• **REQUIREMENTS**
Each line containing the word "content" should be found and copied.

• **DATA ROWS**
■ ■ ■ ■ ■ ■ ■

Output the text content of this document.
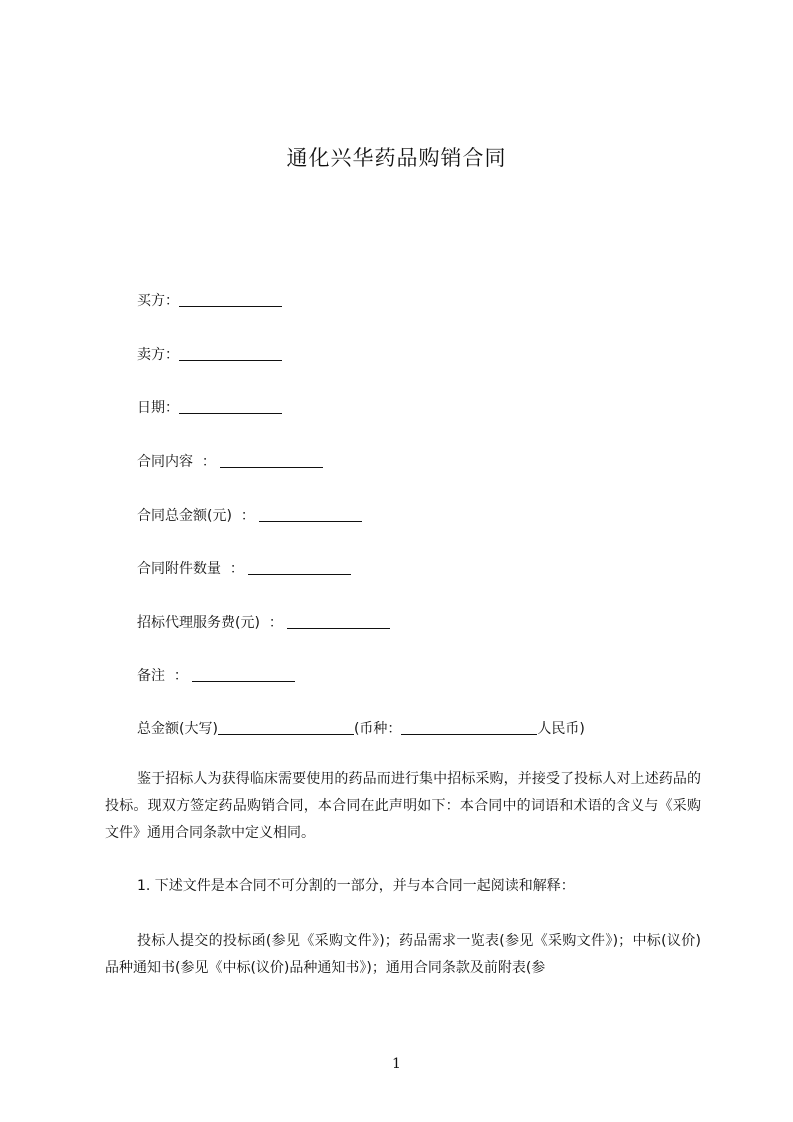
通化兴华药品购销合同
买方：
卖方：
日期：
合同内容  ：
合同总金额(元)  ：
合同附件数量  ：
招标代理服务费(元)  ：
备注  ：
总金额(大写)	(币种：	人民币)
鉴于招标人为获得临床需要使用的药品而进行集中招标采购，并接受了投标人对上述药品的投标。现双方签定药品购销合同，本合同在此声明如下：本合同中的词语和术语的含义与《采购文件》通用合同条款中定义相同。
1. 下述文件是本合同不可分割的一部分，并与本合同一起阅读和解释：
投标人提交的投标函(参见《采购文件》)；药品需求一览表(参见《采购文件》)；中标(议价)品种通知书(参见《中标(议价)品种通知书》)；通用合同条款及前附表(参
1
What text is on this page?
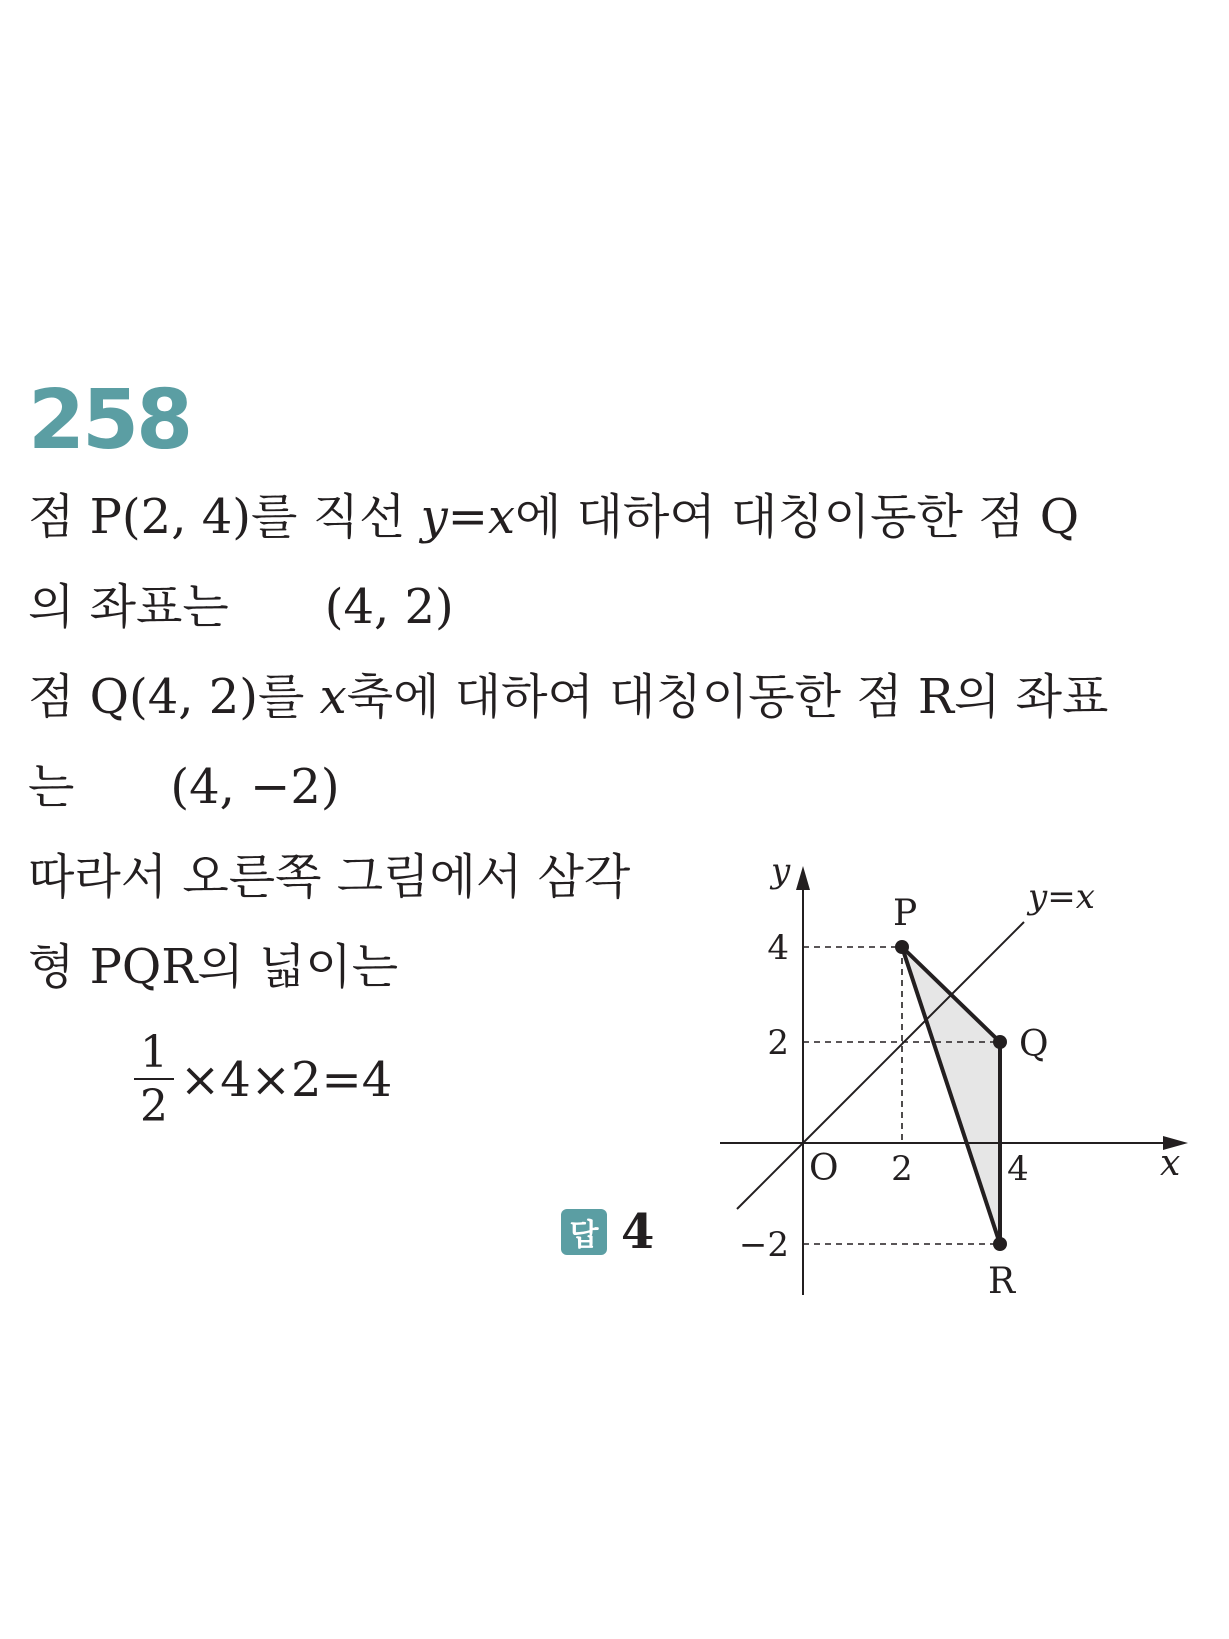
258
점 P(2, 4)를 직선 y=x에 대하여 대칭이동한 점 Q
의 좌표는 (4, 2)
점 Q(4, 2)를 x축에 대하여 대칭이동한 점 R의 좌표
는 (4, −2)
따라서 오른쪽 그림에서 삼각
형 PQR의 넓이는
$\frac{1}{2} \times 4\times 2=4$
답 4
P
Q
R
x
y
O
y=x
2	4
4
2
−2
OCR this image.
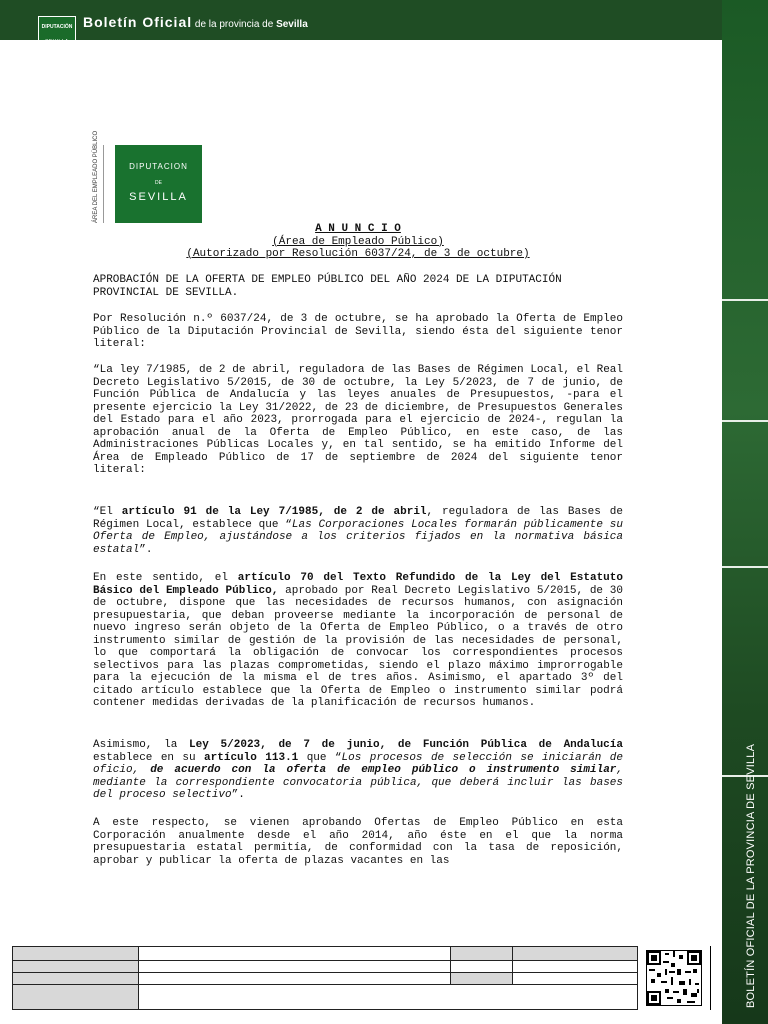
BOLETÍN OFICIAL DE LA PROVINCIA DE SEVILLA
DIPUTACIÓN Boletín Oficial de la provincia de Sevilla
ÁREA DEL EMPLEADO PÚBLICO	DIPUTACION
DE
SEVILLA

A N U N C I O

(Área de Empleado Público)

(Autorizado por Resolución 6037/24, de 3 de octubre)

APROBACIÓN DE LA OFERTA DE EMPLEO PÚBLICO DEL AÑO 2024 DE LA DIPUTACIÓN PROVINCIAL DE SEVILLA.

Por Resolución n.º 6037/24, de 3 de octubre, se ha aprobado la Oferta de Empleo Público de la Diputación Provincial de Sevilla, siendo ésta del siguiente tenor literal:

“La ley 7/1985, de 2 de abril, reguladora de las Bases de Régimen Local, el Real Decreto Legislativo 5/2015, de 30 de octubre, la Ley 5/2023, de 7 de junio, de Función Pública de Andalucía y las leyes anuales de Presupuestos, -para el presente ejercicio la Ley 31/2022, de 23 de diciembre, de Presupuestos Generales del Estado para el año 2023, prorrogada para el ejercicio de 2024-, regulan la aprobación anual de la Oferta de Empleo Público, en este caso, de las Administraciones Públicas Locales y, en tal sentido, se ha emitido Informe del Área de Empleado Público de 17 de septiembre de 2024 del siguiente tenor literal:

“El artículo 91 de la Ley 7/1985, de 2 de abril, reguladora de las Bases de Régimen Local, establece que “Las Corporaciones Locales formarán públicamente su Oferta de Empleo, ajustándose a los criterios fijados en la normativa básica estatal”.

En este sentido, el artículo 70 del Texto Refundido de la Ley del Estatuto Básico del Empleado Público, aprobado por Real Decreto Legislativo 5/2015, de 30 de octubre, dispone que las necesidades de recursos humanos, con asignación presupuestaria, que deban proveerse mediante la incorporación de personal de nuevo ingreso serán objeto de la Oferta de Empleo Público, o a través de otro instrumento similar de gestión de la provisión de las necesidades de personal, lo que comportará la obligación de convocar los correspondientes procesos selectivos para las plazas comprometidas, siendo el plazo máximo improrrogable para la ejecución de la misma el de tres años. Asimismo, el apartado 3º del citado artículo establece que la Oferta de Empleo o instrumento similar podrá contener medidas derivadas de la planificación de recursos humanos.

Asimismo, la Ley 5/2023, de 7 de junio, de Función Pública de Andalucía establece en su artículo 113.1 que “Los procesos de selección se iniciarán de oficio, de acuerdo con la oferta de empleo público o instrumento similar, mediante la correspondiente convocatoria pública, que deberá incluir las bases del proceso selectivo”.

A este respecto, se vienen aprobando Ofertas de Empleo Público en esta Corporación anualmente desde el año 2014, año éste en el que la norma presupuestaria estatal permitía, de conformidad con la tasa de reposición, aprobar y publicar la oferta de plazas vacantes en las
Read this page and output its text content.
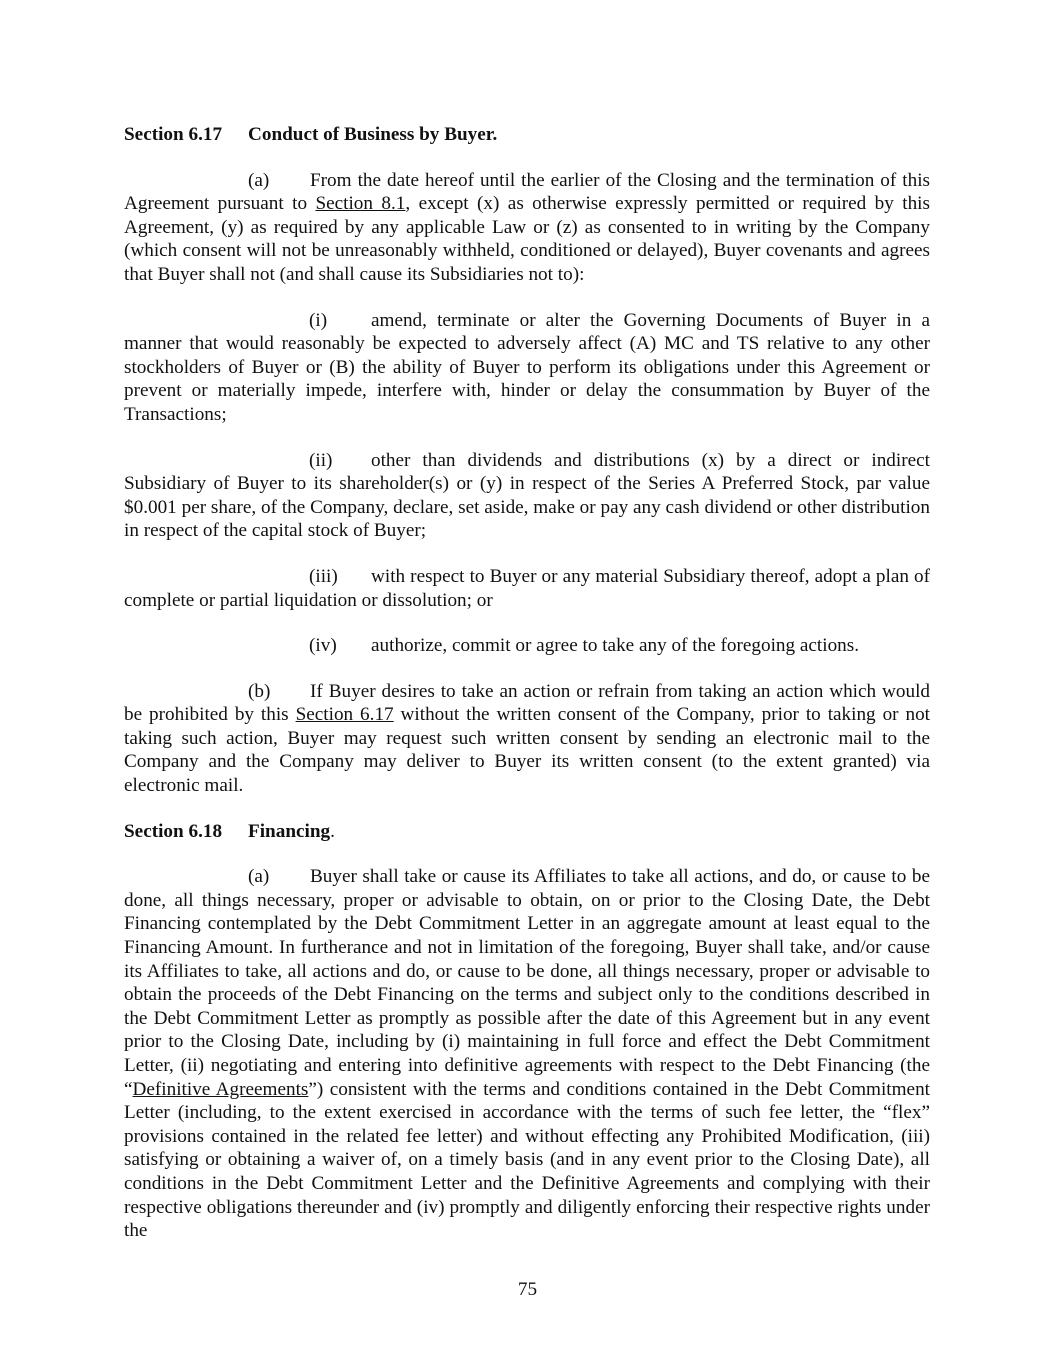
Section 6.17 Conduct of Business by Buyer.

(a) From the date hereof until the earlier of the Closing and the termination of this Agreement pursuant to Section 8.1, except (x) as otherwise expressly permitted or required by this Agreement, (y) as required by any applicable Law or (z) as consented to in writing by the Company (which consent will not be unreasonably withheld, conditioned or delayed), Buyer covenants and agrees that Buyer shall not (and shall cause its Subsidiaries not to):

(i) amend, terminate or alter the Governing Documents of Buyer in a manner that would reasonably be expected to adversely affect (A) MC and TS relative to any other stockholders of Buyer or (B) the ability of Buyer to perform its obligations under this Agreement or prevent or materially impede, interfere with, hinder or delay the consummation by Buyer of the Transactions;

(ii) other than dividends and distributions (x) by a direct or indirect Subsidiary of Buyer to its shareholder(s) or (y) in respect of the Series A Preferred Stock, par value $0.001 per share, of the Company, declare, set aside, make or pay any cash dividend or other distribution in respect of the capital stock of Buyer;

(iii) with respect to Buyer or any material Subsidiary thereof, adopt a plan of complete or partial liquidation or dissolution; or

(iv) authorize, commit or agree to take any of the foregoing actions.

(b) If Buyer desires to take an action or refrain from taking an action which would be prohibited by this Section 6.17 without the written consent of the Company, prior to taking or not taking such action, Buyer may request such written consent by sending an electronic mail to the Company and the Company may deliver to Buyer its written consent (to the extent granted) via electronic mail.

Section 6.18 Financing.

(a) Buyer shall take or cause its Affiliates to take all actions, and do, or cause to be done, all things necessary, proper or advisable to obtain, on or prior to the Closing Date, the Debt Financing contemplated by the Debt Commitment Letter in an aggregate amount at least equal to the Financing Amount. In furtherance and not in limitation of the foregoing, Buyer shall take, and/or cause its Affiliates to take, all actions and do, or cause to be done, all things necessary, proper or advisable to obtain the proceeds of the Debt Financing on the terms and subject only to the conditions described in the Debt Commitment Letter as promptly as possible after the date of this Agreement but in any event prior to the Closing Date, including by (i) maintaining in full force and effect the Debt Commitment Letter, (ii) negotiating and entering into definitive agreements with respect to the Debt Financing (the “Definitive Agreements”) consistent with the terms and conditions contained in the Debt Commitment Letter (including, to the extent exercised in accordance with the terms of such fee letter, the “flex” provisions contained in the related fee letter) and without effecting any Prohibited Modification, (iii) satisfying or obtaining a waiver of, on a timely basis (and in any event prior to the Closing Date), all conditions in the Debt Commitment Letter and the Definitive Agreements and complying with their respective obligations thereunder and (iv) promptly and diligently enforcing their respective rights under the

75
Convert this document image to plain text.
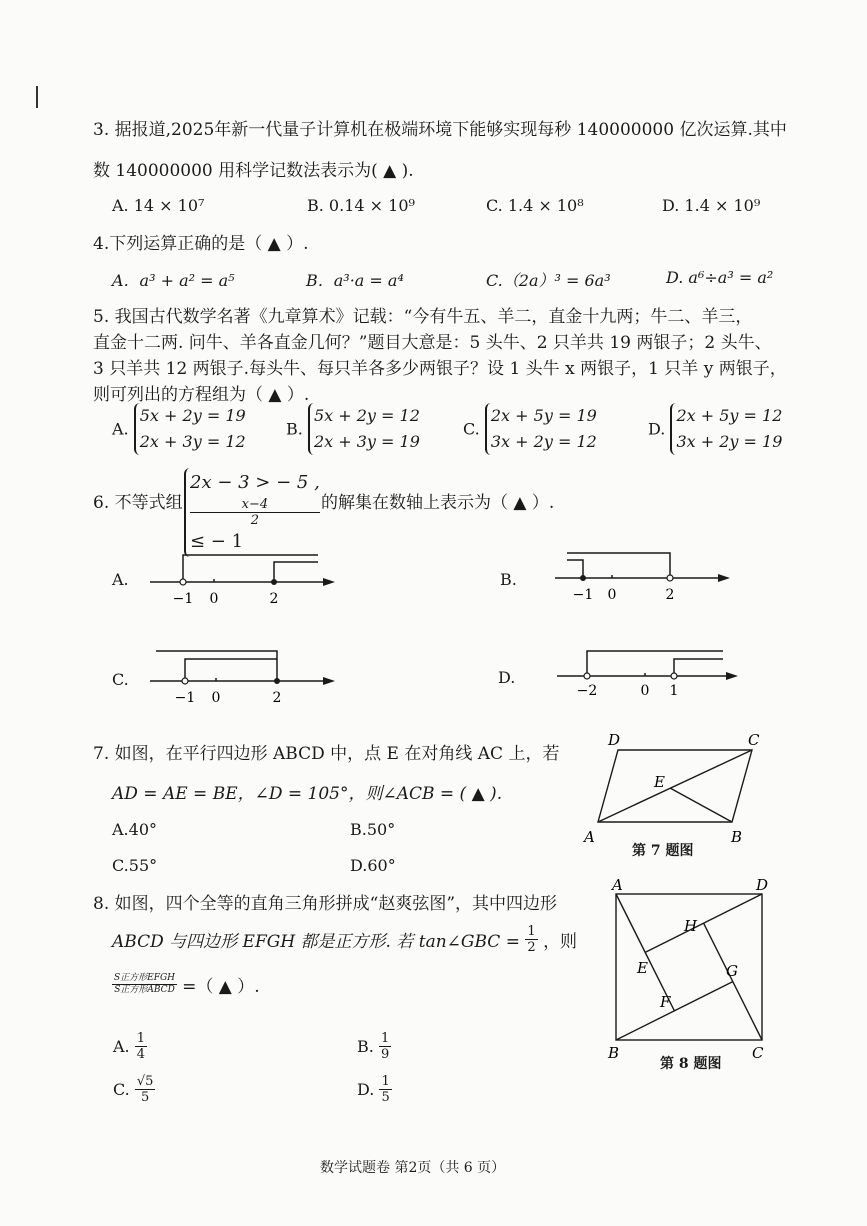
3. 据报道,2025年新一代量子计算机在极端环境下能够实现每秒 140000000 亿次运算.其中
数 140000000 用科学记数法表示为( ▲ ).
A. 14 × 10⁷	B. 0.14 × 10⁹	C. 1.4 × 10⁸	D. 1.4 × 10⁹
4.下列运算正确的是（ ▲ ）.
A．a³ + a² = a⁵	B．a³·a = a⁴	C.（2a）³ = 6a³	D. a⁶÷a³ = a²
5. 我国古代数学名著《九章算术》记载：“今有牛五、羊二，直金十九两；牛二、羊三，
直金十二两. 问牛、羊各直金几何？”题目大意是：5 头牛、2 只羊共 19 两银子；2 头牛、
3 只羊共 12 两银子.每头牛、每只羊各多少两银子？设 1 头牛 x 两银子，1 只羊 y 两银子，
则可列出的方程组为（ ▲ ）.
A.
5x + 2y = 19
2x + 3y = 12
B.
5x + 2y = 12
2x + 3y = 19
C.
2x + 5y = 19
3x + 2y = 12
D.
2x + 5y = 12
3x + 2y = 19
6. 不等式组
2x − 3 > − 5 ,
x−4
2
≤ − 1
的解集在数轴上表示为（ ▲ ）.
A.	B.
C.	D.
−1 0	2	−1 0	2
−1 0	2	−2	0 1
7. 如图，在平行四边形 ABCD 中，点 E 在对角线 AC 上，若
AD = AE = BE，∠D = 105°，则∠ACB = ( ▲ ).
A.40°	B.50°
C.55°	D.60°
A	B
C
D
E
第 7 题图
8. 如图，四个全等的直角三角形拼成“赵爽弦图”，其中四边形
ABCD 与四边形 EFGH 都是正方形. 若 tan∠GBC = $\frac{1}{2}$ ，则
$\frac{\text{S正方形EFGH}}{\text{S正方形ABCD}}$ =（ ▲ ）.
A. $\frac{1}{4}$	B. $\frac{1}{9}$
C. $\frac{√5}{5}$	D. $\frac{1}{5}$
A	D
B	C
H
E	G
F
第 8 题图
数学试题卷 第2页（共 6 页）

■ ■ ■ ■ ■ ■ ■

• **ANSWER TO THIS TASK**
Output the text content of this document.
Read this page and output its text content.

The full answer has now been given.